* BEGIN Supplied material *

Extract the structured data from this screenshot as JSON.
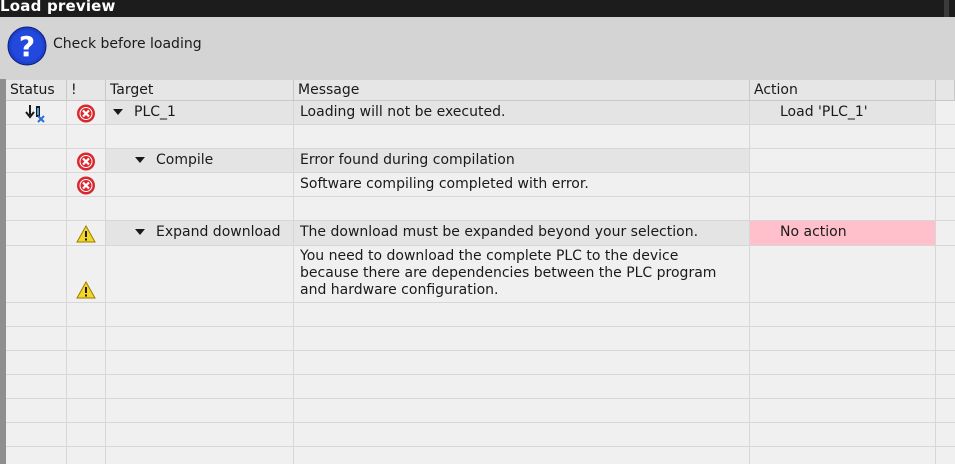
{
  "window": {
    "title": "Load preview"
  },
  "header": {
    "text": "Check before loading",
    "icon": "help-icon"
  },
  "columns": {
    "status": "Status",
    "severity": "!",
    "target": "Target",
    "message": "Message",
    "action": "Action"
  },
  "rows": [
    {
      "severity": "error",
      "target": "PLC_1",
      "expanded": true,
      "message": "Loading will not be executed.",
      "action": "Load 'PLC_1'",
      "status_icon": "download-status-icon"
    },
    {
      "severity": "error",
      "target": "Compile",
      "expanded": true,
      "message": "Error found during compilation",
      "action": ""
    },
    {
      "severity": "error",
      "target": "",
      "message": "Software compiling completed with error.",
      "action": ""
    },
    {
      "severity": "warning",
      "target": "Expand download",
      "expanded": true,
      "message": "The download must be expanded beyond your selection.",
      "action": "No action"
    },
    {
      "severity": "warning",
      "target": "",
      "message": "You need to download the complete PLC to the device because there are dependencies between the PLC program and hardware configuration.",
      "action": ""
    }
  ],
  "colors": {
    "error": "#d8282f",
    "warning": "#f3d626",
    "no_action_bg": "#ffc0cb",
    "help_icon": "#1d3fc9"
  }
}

* END Supplied material *

Instructions to follow: Copy everything in the records above except the pictures, exactly as written.

Response to the task:
Extract the structured data from this screenshot as JSON.
{
  "window": {
    "title": "Load preview"
  },
  "header": {
    "text": "Check before loading",
    "icon": "help-icon"
  },
  "columns": {
    "status": "Status",
    "severity": "!",
    "target": "Target",
    "message": "Message",
    "action": "Action"
  },
  "rows": [
    {
      "severity": "error",
      "target": "PLC_1",
      "expanded": true,
      "message": "Loading will not be executed.",
      "action": "Load 'PLC_1'",
      "status_icon": "download-status-icon"
    },
    {
      "severity": "error",
      "target": "Compile",
      "expanded": true,
      "message": "Error found during compilation",
      "action": ""
    },
    {
      "severity": "error",
      "target": "",
      "message": "Software compiling completed with error.",
      "action": ""
    },
    {
      "severity": "warning",
      "target": "Expand download",
      "expanded": true,
      "message": "The download must be expanded beyond your selection.",
      "action": "No action"
    },
    {
      "severity": "warning",
      "target": "",
      "message": "You need to download the complete PLC to the device because there are dependencies between the PLC program and hardware configuration.",
      "action": ""
    }
  ],
  "colors": {
    "error": "#d8282f",
    "warning": "#f3d626",
    "no_action_bg": "#ffc0cb",
    "help_icon": "#1d3fc9"
  }
}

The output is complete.